WORK TO BE COMPLETED: Pick out each line containing the string "Parallel".
-- Start --
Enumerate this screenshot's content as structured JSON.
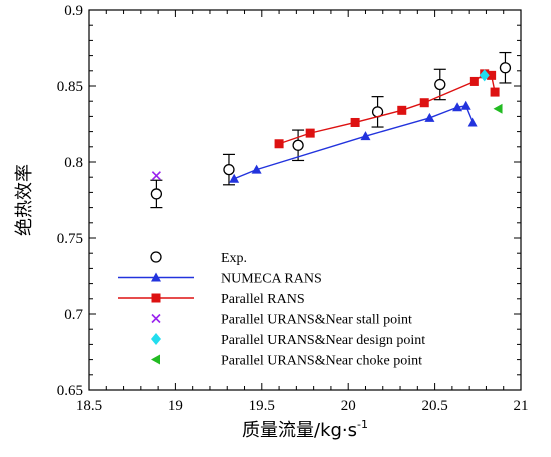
{
  "chart_data": {
    "type": "scatter",
    "xlabel": "质量流量/kg·s",
    "xlabel_sup": "-1",
    "ylabel": "绝热效率",
    "xlim": [
      18.5,
      21
    ],
    "ylim": [
      0.65,
      0.9
    ],
    "x_ticks": [
      "18.5",
      "19",
      "19.5",
      "20",
      "20.5",
      "21"
    ],
    "x_tick_values": [
      18.5,
      19,
      19.5,
      20,
      20.5,
      21
    ],
    "y_ticks": [
      "0.65",
      "0.7",
      "0.75",
      "0.8",
      "0.85",
      "0.9"
    ],
    "y_tick_values": [
      0.65,
      0.7,
      0.75,
      0.8,
      0.85,
      0.9
    ],
    "grid": false,
    "legend_position": "lower-left",
    "series": [
      {
        "name": "Exp.",
        "marker": "open-circle",
        "color": "#000000",
        "line": false,
        "error_bars": true,
        "x": [
          18.89,
          19.31,
          19.71,
          20.17,
          20.53,
          20.91
        ],
        "y": [
          0.779,
          0.795,
          0.811,
          0.833,
          0.851,
          0.862
        ],
        "err": [
          0.009,
          0.01,
          0.01,
          0.01,
          0.01,
          0.01
        ]
      },
      {
        "name": "NUMECA RANS",
        "marker": "triangle-up",
        "color": "#2233dd",
        "line": true,
        "x": [
          19.34,
          19.47,
          20.1,
          20.47,
          20.63,
          20.68,
          20.72
        ],
        "y": [
          0.789,
          0.795,
          0.817,
          0.829,
          0.836,
          0.837,
          0.826
        ]
      },
      {
        "name": "Parallel RANS",
        "marker": "square",
        "color": "#dd1111",
        "line": true,
        "x": [
          19.6,
          19.78,
          20.04,
          20.31,
          20.44,
          20.73,
          20.79,
          20.83,
          20.85
        ],
        "y": [
          0.812,
          0.819,
          0.826,
          0.834,
          0.839,
          0.853,
          0.858,
          0.857,
          0.846
        ]
      },
      {
        "name": "Parallel URANS&Near stall point",
        "marker": "x",
        "color": "#9922ee",
        "line": false,
        "x": [
          18.89
        ],
        "y": [
          0.791
        ]
      },
      {
        "name": "Parallel URANS&Near design point",
        "marker": "diamond",
        "color": "#22ddee",
        "line": false,
        "x": [
          20.79
        ],
        "y": [
          0.857
        ]
      },
      {
        "name": "Parallel URANS&Near choke point",
        "marker": "triangle-left",
        "color": "#22bb22",
        "line": false,
        "x": [
          20.87
        ],
        "y": [
          0.835
        ]
      }
    ]
  }
}
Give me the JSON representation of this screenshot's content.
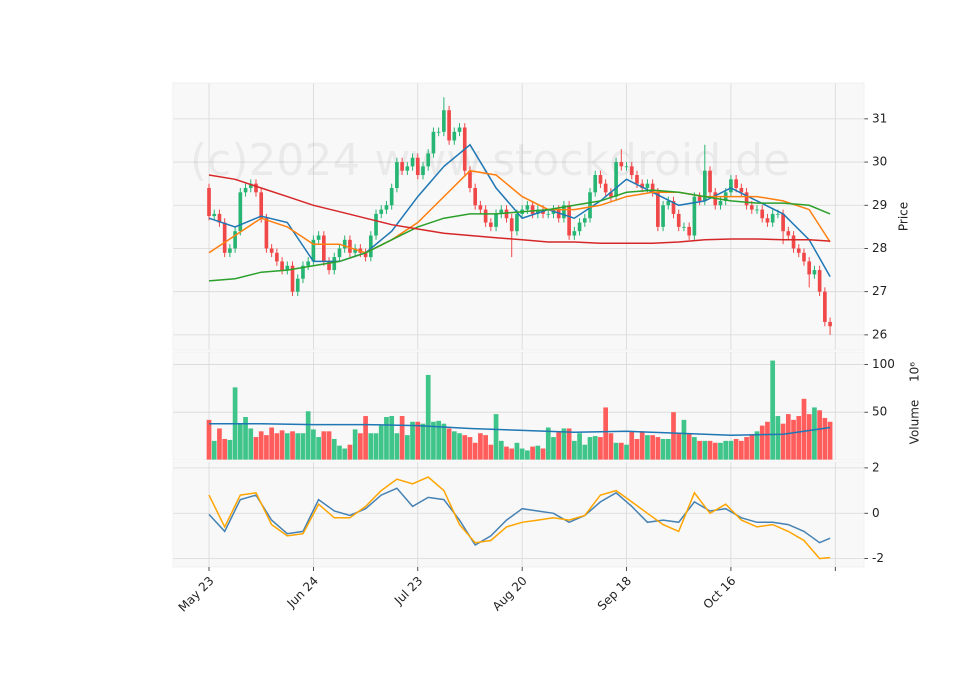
-- End --
EXERCISE RESPONSE:
        "name": "Parallel RANS",
        "name": "Parallel URANS&Near stall point",
        "name": "Parallel URANS&Near design point",
        "name": "Parallel URANS&Near choke point",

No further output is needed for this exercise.